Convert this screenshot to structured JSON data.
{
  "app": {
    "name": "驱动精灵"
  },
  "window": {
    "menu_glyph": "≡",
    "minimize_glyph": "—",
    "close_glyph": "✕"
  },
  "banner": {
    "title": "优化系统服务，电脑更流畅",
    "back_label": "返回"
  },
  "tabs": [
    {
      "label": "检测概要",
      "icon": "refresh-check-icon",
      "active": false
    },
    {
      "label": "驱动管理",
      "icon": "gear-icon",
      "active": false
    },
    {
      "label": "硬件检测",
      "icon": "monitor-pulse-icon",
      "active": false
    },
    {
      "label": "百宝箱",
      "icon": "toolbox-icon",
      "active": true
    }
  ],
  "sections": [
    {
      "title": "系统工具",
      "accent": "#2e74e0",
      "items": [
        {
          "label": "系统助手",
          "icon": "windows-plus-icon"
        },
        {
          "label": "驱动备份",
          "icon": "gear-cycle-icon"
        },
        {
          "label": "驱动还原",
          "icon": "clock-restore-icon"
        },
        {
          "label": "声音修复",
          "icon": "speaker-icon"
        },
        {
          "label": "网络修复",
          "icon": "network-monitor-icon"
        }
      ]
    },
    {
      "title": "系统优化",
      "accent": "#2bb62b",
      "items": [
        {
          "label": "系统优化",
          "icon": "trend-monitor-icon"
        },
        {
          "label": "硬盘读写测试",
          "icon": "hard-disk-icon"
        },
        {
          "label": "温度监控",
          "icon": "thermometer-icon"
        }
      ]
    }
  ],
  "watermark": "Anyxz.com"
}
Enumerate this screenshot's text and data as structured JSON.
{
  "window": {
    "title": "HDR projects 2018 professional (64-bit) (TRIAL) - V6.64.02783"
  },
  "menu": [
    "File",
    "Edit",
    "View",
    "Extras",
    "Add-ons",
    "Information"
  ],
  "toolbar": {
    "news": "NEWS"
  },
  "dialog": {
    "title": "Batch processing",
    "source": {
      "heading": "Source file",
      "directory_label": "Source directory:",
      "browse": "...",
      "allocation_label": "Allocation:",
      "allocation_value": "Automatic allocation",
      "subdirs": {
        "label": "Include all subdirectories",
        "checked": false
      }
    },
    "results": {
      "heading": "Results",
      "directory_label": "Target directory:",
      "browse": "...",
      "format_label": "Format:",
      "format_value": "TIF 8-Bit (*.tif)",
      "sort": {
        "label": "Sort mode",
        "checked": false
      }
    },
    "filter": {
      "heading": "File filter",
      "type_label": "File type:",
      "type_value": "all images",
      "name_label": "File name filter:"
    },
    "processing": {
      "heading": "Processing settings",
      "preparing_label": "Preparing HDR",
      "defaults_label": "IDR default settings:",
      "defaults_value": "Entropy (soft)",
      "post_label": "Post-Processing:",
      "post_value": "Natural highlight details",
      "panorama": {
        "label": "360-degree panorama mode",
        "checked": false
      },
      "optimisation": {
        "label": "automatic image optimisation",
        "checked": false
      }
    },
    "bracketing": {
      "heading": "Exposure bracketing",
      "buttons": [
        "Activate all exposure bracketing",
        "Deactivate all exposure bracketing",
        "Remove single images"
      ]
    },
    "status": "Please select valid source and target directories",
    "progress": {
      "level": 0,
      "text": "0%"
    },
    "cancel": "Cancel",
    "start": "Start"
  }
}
* * *
- [Required work]: Return each line among the entries that holds the word "optimisation".

- [Exercise result]:
      "optimisation": {
        "label": "automatic image optimisation",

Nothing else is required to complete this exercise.